Saved entries
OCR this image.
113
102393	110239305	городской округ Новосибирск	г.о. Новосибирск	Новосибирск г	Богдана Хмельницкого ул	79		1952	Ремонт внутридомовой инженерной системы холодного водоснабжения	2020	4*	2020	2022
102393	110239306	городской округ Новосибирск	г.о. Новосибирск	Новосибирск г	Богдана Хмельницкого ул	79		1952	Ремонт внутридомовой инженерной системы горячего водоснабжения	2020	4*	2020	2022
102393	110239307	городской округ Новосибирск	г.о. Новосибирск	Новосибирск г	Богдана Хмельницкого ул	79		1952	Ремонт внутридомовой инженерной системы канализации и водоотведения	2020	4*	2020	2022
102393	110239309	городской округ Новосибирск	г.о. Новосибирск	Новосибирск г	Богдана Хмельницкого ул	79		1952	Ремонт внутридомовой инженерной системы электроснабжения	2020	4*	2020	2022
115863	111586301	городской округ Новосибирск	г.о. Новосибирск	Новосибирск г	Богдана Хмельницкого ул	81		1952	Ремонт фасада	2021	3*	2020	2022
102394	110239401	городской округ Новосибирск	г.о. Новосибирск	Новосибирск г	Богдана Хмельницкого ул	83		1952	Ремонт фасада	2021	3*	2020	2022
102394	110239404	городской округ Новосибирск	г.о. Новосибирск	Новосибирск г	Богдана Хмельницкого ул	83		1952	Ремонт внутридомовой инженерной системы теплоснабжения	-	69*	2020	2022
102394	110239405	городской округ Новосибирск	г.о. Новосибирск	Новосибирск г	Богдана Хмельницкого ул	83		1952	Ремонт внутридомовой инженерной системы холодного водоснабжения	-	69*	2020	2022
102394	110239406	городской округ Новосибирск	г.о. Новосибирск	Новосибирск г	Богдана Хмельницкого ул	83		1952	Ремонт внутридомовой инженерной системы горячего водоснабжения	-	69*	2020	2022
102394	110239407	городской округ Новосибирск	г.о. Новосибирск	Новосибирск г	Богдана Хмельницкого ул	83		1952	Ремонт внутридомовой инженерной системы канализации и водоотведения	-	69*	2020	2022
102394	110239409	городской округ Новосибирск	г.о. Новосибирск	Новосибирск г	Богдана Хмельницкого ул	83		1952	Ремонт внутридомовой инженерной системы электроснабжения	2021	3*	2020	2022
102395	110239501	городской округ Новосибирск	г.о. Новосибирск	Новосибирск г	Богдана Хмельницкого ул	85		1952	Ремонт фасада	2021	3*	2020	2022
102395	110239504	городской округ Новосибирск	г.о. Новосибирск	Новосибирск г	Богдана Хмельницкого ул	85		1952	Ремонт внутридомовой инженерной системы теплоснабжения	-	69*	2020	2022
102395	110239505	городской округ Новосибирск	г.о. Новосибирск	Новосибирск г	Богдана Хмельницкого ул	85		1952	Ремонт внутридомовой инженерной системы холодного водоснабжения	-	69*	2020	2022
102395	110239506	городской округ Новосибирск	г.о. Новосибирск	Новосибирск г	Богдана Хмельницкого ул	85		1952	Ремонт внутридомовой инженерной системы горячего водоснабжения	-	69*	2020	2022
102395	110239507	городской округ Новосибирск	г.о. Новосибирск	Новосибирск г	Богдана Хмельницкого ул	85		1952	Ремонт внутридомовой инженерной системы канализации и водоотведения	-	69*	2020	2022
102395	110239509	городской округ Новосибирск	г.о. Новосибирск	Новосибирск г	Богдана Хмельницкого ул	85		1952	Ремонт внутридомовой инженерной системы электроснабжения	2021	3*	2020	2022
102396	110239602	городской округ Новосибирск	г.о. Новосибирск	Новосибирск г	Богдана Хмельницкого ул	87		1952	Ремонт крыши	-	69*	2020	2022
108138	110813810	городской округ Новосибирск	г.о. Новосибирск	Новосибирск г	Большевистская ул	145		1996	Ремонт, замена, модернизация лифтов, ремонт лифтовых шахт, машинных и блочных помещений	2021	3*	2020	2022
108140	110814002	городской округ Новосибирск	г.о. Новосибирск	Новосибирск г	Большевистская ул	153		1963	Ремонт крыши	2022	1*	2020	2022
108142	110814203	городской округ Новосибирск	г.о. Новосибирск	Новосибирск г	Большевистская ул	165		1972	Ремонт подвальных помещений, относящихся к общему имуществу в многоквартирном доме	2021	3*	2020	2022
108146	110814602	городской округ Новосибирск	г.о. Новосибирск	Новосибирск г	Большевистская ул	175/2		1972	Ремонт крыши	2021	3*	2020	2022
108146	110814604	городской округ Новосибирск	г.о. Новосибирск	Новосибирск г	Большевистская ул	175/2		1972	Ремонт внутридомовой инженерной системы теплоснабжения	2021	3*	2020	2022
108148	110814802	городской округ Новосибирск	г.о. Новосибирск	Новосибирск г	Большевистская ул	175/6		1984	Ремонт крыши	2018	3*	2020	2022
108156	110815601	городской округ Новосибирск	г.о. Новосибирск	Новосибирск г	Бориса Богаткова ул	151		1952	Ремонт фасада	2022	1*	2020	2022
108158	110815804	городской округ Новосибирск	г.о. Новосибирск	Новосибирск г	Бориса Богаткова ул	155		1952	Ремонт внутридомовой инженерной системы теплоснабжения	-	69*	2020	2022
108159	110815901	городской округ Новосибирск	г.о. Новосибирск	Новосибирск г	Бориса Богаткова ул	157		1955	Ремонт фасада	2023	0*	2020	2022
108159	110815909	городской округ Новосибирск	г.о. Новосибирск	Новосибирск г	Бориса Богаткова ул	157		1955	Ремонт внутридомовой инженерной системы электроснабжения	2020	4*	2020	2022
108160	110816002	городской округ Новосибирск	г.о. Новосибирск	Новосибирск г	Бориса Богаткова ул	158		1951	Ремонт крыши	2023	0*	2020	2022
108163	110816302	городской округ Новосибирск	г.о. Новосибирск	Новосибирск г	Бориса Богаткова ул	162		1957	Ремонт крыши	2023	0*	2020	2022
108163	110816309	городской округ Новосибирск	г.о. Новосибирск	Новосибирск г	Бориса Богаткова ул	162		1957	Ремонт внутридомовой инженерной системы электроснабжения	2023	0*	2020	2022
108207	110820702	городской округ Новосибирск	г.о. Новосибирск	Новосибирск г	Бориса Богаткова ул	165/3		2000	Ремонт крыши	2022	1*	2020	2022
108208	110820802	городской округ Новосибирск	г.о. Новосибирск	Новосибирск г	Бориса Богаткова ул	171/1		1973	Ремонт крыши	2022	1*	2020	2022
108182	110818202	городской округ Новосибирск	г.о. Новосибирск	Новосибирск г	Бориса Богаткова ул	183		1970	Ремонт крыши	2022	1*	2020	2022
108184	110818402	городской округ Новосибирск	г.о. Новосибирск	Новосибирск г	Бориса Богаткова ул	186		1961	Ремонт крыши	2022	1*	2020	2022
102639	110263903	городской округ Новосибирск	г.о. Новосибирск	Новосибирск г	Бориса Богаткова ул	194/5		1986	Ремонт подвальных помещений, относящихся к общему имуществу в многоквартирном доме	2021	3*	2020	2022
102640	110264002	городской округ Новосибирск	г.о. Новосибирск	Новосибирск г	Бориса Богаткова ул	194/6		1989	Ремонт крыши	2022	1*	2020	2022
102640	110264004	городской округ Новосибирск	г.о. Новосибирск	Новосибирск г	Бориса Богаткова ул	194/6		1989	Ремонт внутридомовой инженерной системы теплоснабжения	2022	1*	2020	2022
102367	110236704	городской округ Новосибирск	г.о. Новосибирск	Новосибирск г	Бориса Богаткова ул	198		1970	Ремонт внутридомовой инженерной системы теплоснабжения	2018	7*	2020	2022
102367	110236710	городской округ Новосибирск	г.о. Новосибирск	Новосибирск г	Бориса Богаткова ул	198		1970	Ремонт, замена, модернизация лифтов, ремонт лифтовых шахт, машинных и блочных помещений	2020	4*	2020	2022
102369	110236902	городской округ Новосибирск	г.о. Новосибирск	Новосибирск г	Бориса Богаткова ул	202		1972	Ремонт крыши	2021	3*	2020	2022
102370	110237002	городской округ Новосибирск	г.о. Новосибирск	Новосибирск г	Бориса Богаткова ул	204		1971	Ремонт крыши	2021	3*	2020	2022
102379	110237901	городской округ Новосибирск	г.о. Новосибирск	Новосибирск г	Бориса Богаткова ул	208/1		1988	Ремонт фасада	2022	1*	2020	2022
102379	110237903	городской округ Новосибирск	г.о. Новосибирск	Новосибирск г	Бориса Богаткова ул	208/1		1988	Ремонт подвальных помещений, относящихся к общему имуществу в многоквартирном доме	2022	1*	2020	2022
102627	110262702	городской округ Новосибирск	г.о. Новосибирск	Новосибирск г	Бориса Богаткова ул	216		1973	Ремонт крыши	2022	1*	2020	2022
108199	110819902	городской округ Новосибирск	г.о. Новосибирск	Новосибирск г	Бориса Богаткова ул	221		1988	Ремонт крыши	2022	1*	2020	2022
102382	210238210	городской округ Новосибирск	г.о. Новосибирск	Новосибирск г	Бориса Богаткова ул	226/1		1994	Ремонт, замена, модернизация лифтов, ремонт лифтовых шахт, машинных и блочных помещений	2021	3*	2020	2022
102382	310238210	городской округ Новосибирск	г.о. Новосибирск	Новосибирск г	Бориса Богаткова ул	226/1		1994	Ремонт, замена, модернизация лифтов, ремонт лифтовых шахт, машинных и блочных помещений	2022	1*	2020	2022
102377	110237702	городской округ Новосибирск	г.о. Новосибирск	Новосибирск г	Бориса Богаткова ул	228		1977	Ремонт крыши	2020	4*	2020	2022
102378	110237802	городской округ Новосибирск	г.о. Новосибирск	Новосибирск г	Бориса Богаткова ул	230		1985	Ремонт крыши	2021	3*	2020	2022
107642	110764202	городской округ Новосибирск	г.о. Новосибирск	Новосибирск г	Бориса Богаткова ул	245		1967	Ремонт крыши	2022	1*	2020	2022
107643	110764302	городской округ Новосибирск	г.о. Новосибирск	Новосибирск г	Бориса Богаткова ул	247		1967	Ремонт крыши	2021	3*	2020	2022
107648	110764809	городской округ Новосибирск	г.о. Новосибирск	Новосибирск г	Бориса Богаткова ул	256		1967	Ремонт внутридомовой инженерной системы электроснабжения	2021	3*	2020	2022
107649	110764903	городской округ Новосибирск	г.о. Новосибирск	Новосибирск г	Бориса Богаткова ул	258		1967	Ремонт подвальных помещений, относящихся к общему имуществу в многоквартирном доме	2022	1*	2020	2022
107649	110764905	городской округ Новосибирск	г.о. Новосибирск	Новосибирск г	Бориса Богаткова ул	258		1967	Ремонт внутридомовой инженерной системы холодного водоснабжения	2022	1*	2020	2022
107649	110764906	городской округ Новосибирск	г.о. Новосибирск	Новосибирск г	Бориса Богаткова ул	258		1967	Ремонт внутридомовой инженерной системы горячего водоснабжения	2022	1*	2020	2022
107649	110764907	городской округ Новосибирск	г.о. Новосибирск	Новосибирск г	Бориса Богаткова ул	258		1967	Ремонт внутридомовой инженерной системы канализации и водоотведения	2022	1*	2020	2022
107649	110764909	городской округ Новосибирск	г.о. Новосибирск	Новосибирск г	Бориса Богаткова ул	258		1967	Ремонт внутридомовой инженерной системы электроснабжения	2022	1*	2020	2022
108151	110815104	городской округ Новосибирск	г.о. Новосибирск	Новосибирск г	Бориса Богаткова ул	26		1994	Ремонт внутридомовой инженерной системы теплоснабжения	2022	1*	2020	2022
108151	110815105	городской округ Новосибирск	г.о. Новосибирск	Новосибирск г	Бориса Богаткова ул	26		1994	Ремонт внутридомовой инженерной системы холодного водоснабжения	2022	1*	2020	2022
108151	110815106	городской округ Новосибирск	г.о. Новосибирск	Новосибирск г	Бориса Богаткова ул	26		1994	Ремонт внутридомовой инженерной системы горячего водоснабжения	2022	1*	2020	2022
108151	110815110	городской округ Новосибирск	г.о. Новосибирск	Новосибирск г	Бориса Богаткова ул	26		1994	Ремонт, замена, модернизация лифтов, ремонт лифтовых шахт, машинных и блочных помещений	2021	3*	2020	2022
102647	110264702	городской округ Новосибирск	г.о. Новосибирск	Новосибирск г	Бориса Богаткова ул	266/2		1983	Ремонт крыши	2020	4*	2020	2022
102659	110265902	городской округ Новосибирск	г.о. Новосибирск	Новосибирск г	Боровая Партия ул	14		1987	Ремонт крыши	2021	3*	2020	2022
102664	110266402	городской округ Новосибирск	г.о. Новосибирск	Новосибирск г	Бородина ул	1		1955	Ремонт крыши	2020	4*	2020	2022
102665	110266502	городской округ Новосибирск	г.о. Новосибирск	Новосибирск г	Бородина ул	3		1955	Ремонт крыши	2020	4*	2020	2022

Goal ▸
Only a number is wanted: how many lines of the material include the word "доме".

Result of the exercise ▸
4